Recorded data
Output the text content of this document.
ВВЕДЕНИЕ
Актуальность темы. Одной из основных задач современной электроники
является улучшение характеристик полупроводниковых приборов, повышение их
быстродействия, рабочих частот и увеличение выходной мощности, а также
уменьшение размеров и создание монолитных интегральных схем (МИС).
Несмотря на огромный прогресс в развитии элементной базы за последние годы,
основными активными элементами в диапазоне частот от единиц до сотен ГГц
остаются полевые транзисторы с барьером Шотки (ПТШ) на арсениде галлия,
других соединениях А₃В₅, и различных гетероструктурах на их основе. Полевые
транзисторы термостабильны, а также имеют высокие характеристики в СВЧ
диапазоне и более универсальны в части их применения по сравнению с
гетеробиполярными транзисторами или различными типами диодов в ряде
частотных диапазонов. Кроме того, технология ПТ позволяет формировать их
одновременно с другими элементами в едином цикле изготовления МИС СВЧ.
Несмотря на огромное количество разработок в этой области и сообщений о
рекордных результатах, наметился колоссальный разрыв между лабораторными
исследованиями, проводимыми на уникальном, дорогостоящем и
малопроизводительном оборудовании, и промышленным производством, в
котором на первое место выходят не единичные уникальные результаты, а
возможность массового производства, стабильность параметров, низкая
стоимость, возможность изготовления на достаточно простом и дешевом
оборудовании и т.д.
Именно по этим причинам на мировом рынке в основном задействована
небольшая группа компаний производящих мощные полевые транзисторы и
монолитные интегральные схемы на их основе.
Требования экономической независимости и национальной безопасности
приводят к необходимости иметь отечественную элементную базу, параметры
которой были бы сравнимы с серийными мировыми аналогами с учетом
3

> **Objective**
Exactly reproduce every line of the data above.

> **Expected answer**
Output the text content of this document.
ВВЕДЕНИЕ
Актуальность темы. Одной из основных задач современной электроники
является улучшение характеристик полупроводниковых приборов, повышение их
быстродействия, рабочих частот и увеличение выходной мощности, а также
уменьшение размеров и создание монолитных интегральных схем (МИС).
Несмотря на огромный прогресс в развитии элементной базы за последние годы,
основными активными элементами в диапазоне частот от единиц до сотен ГГц
остаются полевые транзисторы с барьером Шотки (ПТШ) на арсениде галлия,
других соединениях А₃В₅, и различных гетероструктурах на их основе. Полевые
транзисторы термостабильны, а также имеют высокие характеристики в СВЧ
диапазоне и более универсальны в части их применения по сравнению с
гетеробиполярными транзисторами или различными типами диодов в ряде
частотных диапазонов. Кроме того, технология ПТ позволяет формировать их
одновременно с другими элементами в едином цикле изготовления МИС СВЧ.
Несмотря на огромное количество разработок в этой области и сообщений о
рекордных результатах, наметился колоссальный разрыв между лабораторными
исследованиями, проводимыми на уникальном, дорогостоящем и
малопроизводительном оборудовании, и промышленным производством, в
котором на первое место выходят не единичные уникальные результаты, а
возможность массового производства, стабильность параметров, низкая
стоимость, возможность изготовления на достаточно простом и дешевом
оборудовании и т.д.
Именно по этим причинам на мировом рынке в основном задействована
небольшая группа компаний производящих мощные полевые транзисторы и
монолитные интегральные схемы на их основе.
Требования экономической независимости и национальной безопасности
приводят к необходимости иметь отечественную элементную базу, параметры
которой были бы сравнимы с серийными мировыми аналогами с учетом
3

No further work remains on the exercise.